Problem statement: The entries below should be given again exactly, minus their pictures.

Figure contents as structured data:
▽
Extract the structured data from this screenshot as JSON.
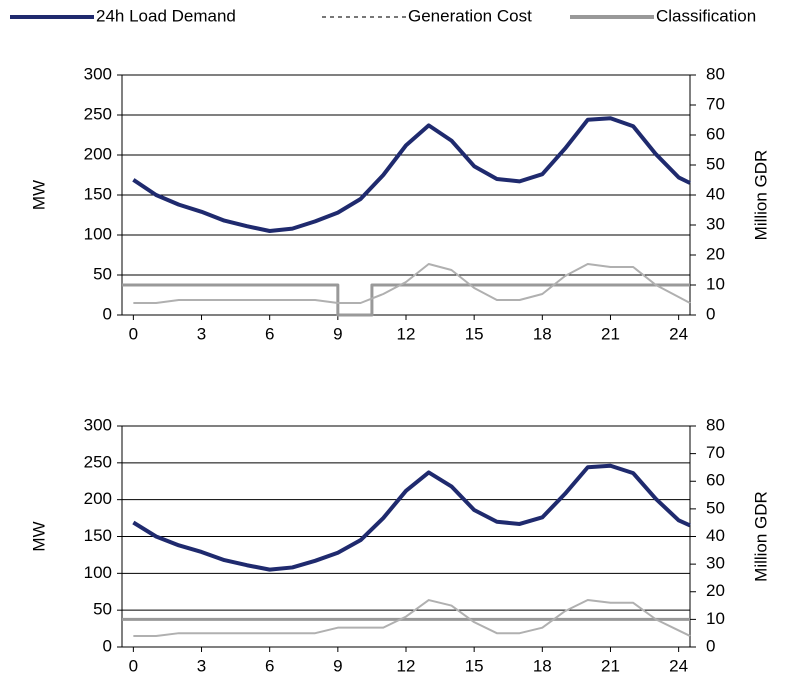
{
  "chart_data": [
    {
      "type": "line",
      "ylabel": "MW",
      "y2label": "Million GDR",
      "xlim": [
        -0.5,
        24.5
      ],
      "xticks": [
        0,
        3,
        6,
        9,
        12,
        15,
        18,
        21,
        24
      ],
      "ylim": [
        0,
        300
      ],
      "yticks": [
        0,
        50,
        100,
        150,
        200,
        250,
        300
      ],
      "y2lim": [
        0,
        80
      ],
      "y2ticks": [
        0,
        10,
        20,
        30,
        40,
        50,
        60,
        70,
        80
      ],
      "grid": true,
      "series": [
        {
          "name": "24h Load Demand",
          "color": "#1f2a6e",
          "axis": "y",
          "x": [
            0,
            1,
            2,
            3,
            4,
            5,
            6,
            7,
            8,
            9,
            10,
            11,
            12,
            13,
            14,
            15,
            16,
            17,
            18,
            19,
            20,
            21,
            22,
            23,
            24,
            24.5
          ],
          "values": [
            169,
            150,
            138,
            129,
            118,
            111,
            105,
            108,
            117,
            128,
            145,
            175,
            212,
            237,
            218,
            186,
            170,
            167,
            176,
            208,
            244,
            246,
            236,
            201,
            172,
            165
          ]
        },
        {
          "name": "Generation Cost",
          "color": "#b0b0b0",
          "axis": "y2",
          "dash": true,
          "x": [
            0,
            1,
            2,
            3,
            4,
            5,
            6,
            7,
            8,
            9,
            10,
            11,
            12,
            13,
            14,
            15,
            16,
            17,
            18,
            19,
            20,
            21,
            22,
            23,
            24,
            24.5
          ],
          "values": [
            4,
            4,
            5,
            5,
            5,
            5,
            5,
            5,
            5,
            4,
            4,
            7,
            11,
            17,
            15,
            9,
            5,
            5,
            7,
            13,
            17,
            16,
            16,
            10,
            6,
            4
          ]
        },
        {
          "name": "Classification",
          "color": "#999999",
          "axis": "y2",
          "x": [
            -0.5,
            9,
            9,
            10.5,
            10.5,
            24.5
          ],
          "values": [
            10,
            10,
            0,
            0,
            10,
            10
          ]
        }
      ]
    },
    {
      "type": "line",
      "ylabel": "MW",
      "y2label": "Million GDR",
      "xlim": [
        -0.5,
        24.5
      ],
      "xticks": [
        0,
        3,
        6,
        9,
        12,
        15,
        18,
        21,
        24
      ],
      "ylim": [
        0,
        300
      ],
      "yticks": [
        0,
        50,
        100,
        150,
        200,
        250,
        300
      ],
      "y2lim": [
        0,
        80
      ],
      "y2ticks": [
        0,
        10,
        20,
        30,
        40,
        50,
        60,
        70,
        80
      ],
      "grid": true,
      "series": [
        {
          "color": "#1f2a6e",
          "axis": "y",
          "x": [
            0,
            1,
            2,
            3,
            4,
            5,
            6,
            7,
            8,
            9,
            10,
            11,
            12,
            13,
            14,
            15,
            16,
            17,
            18,
            19,
            20,
            21,
            22,
            23,
            24,
            24.5
          ],
          "values": [
            169,
            150,
            138,
            129,
            118,
            111,
            105,
            108,
            117,
            128,
            145,
            175,
            212,
            237,
            218,
            186,
            170,
            167,
            176,
            208,
            244,
            246,
            236,
            201,
            172,
            165
          ]
        },
        {
          "color": "#b0b0b0",
          "axis": "y2",
          "x": [
            0,
            1,
            2,
            3,
            4,
            5,
            6,
            7,
            8,
            9,
            10,
            11,
            12,
            13,
            14,
            15,
            16,
            17,
            18,
            19,
            20,
            21,
            22,
            23,
            24,
            24.5
          ],
          "values": [
            4,
            4,
            5,
            5,
            5,
            5,
            5,
            5,
            5,
            7,
            7,
            7,
            11,
            17,
            15,
            9,
            5,
            5,
            7,
            13,
            17,
            16,
            16,
            10,
            6,
            4
          ]
        },
        {
          "color": "#999999",
          "axis": "y2",
          "x": [
            -0.5,
            24.5
          ],
          "values": [
            10,
            10
          ]
        }
      ]
    }
  ]
}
△
Expected answer:
Extract the structured data from this screenshot as JSON.
{
  "chart_data": [
    {
      "type": "line",
      "ylabel": "MW",
      "y2label": "Million GDR",
      "xlim": [
        -0.5,
        24.5
      ],
      "xticks": [
        0,
        3,
        6,
        9,
        12,
        15,
        18,
        21,
        24
      ],
      "ylim": [
        0,
        300
      ],
      "yticks": [
        0,
        50,
        100,
        150,
        200,
        250,
        300
      ],
      "y2lim": [
        0,
        80
      ],
      "y2ticks": [
        0,
        10,
        20,
        30,
        40,
        50,
        60,
        70,
        80
      ],
      "grid": true,
      "series": [
        {
          "name": "24h Load Demand",
          "color": "#1f2a6e",
          "axis": "y",
          "x": [
            0,
            1,
            2,
            3,
            4,
            5,
            6,
            7,
            8,
            9,
            10,
            11,
            12,
            13,
            14,
            15,
            16,
            17,
            18,
            19,
            20,
            21,
            22,
            23,
            24,
            24.5
          ],
          "values": [
            169,
            150,
            138,
            129,
            118,
            111,
            105,
            108,
            117,
            128,
            145,
            175,
            212,
            237,
            218,
            186,
            170,
            167,
            176,
            208,
            244,
            246,
            236,
            201,
            172,
            165
          ]
        },
        {
          "name": "Generation Cost",
          "color": "#b0b0b0",
          "axis": "y2",
          "dash": true,
          "x": [
            0,
            1,
            2,
            3,
            4,
            5,
            6,
            7,
            8,
            9,
            10,
            11,
            12,
            13,
            14,
            15,
            16,
            17,
            18,
            19,
            20,
            21,
            22,
            23,
            24,
            24.5
          ],
          "values": [
            4,
            4,
            5,
            5,
            5,
            5,
            5,
            5,
            5,
            4,
            4,
            7,
            11,
            17,
            15,
            9,
            5,
            5,
            7,
            13,
            17,
            16,
            16,
            10,
            6,
            4
          ]
        },
        {
          "name": "Classification",
          "color": "#999999",
          "axis": "y2",
          "x": [
            -0.5,
            9,
            9,
            10.5,
            10.5,
            24.5
          ],
          "values": [
            10,
            10,
            0,
            0,
            10,
            10
          ]
        }
      ]
    },
    {
      "type": "line",
      "ylabel": "MW",
      "y2label": "Million GDR",
      "xlim": [
        -0.5,
        24.5
      ],
      "xticks": [
        0,
        3,
        6,
        9,
        12,
        15,
        18,
        21,
        24
      ],
      "ylim": [
        0,
        300
      ],
      "yticks": [
        0,
        50,
        100,
        150,
        200,
        250,
        300
      ],
      "y2lim": [
        0,
        80
      ],
      "y2ticks": [
        0,
        10,
        20,
        30,
        40,
        50,
        60,
        70,
        80
      ],
      "grid": true,
      "series": [
        {
          "color": "#1f2a6e",
          "axis": "y",
          "x": [
            0,
            1,
            2,
            3,
            4,
            5,
            6,
            7,
            8,
            9,
            10,
            11,
            12,
            13,
            14,
            15,
            16,
            17,
            18,
            19,
            20,
            21,
            22,
            23,
            24,
            24.5
          ],
          "values": [
            169,
            150,
            138,
            129,
            118,
            111,
            105,
            108,
            117,
            128,
            145,
            175,
            212,
            237,
            218,
            186,
            170,
            167,
            176,
            208,
            244,
            246,
            236,
            201,
            172,
            165
          ]
        },
        {
          "color": "#b0b0b0",
          "axis": "y2",
          "x": [
            0,
            1,
            2,
            3,
            4,
            5,
            6,
            7,
            8,
            9,
            10,
            11,
            12,
            13,
            14,
            15,
            16,
            17,
            18,
            19,
            20,
            21,
            22,
            23,
            24,
            24.5
          ],
          "values": [
            4,
            4,
            5,
            5,
            5,
            5,
            5,
            5,
            5,
            7,
            7,
            7,
            11,
            17,
            15,
            9,
            5,
            5,
            7,
            13,
            17,
            16,
            16,
            10,
            6,
            4
          ]
        },
        {
          "color": "#999999",
          "axis": "y2",
          "x": [
            -0.5,
            24.5
          ],
          "values": [
            10,
            10
          ]
        }
      ]
    }
  ]
}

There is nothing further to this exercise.